-- MATERIAL PROVIDED --
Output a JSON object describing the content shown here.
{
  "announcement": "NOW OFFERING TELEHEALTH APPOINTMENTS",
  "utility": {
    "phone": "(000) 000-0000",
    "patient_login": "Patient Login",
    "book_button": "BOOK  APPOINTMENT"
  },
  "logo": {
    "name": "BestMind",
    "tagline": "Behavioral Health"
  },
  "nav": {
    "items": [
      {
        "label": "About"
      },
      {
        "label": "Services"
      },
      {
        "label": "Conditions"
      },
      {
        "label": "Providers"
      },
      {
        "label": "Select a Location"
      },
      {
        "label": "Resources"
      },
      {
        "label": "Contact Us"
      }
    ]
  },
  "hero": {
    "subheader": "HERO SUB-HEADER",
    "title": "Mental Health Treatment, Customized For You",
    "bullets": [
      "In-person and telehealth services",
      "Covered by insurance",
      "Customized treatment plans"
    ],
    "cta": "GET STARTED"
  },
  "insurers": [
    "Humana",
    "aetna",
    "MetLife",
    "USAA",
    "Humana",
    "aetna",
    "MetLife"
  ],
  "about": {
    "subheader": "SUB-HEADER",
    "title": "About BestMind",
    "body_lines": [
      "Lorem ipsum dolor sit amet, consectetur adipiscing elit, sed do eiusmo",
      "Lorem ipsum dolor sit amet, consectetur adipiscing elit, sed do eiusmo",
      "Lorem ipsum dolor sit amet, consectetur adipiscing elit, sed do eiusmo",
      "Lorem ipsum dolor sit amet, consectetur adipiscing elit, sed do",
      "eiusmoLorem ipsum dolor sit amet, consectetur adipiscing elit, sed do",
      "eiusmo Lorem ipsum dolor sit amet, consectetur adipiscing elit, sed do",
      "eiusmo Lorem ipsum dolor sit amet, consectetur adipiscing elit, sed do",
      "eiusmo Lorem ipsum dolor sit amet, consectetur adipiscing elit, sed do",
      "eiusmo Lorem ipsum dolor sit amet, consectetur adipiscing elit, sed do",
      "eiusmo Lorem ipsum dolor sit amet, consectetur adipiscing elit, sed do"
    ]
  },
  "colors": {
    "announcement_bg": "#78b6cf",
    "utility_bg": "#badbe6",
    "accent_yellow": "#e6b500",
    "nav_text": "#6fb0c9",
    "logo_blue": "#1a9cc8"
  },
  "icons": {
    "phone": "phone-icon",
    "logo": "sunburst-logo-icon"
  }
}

-- GIVEN EXERCISE --
Select every line of the records holding the string "BestMind".

-- EXERCISE OUTPUT --
    "name": "BestMind",
    "title": "About BestMind",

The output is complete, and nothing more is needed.